→ TEXT TO READ
= = = = =

MJ Eckhouse, March 13, 2020
Columbus, OH — Earthworks and the Ohio Environmental Council recently recognized the two-year anniversary of the Belmont County Powhatan Point wellpad explosion with a call for federal action on methane rules.
The gas well—owned by XTO, a subsidiary of ExxonMobil—exploded on February 15, 2018 and continued leaking pollution into the air for nearly three weeks. More than 60,000 tons of methane were released into the atmosphere during this time, resulting in one of the largest-ever methane leaks in the country.
Residents up to a mile and a half away could see the initial explosion, which caused the evacuation of 36 homes and about 100 people. After the initial explosion, members of the Earthworks team utilized a specialized optical gas imaging camera to document the air and climate pollution from the broken wellhead. They found that the emissions extended hundreds of feet higher than what the naked eye could see, and traveled miles beyond the site and along adjacent ridges.
“The XTO blowout was the largest release of methane ever in the U.S., and an absolute climate disaster,” said Leann Leiter, Earthworks’ Ohio and Pennsylvania Field Advocate. “But Ohio’s oil and gas industry was contributing to the climate crisis before the Powhatan Point disaster and has added to it every day since. That’s why strong federal protections are critical, especially when state rules are lacking as in Ohio, and why we need to shift away from fossil fuels in favor of clean energy sources as soon as possible.”

= = = = =

→ INFORMATION PROVIDED
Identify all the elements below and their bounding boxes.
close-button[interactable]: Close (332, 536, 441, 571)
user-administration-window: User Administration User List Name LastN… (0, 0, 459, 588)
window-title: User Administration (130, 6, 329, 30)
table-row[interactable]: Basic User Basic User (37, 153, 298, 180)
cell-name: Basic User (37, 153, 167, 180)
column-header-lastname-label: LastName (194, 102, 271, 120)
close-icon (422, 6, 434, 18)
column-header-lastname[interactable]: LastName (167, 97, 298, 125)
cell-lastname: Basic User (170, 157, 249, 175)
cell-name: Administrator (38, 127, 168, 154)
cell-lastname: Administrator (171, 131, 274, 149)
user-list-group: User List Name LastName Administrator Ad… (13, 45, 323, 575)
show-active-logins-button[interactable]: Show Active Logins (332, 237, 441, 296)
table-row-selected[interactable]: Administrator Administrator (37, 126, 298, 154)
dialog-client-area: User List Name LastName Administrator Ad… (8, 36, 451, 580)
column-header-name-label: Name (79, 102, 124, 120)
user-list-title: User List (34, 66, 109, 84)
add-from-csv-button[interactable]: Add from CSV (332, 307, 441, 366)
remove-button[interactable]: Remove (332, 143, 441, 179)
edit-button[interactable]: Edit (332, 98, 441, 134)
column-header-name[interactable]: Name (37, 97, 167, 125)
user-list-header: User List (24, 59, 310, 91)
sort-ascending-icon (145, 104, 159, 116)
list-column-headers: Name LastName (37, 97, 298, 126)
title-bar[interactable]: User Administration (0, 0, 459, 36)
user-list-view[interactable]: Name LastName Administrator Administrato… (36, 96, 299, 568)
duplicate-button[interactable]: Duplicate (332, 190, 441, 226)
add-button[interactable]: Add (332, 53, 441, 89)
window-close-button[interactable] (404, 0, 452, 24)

= = = = =

→ GOALS
**A.** In the article on the Powhatan Point wellpad explosion, take the passage that opens with the words containing "The gas well—owned" and closes with "in the country.", and write it out again with "nearly three weeks" changed to "almost three weeks".
**B.** Pick up the article on the Powhatan Point wellpad explosion after its final sentence and keep writing.

→ TASK RESPONSES
**A.**
The gas well—owned by XTO, a subsidiary of ExxonMobil—exploded on February 15, 2018 and continued leaking pollution into the air for almost three weeks. More than 60,000 tons of methane were released into the atmosphere during this time, resulting in one of the largest-ever methane leaks in the country.

**B.**
In 2016, the Obama administration instituted the New Source Performance Standards for methane, which sought to regulate methane pollution from new and modified sources in the oil and gas industry by requiring leak inspections and repairs. This policy also triggered the obligation to extend methane inspections and repairs to the over 850,000 existing sources across the U.S.
Last year, however, the Trump Administration’s Environmental Protection Agency Administrator Andrew Wheeler proposed to remove methane from the New Source Performance Standards and thereby eliminate federal methane regulation for all 900,000+ oil and gas sites across the country. This would remove federal protections to help prevent dangerous methane leaks and abandon the responsibility solely to states and voluntary company efforts.
“Events like the Powhatan Point wellpad explosion are rare, but very dangerous. Unfortunately, methane emissions from oil and gas operations are not rare,” said Miranda Leppla, vice president of energy policy for the Ohio Environmental Council. “It’s clear that deregulating federal standards to limit methane pollution poses a great risk to Ohio’s communities. As we await the EPA’s finalization of their detrimental methane rule, we continue to thank Senator Sherrod Brown for his leadership and call on Senator Rob Portman to support strong methane standard. Our health and climate depend on it.”
The Ohio Environmental Council (OEC) is the state’s most comprehensive, effective and respected environmental advocate for a healthier, more sustainable Ohio. The OEC develops and ensures the implementation of forward-thinking, science-based, pragmatic solutions to secure healthy air, land and water for all who call Ohio home. Learn more at theoec.org.
Earthworks is a nonprofit organization dedicated to protecting communities and the environment from the adverse impacts of mineral and energy development while promoting sustainable solutions. Learn more at earthworks.org.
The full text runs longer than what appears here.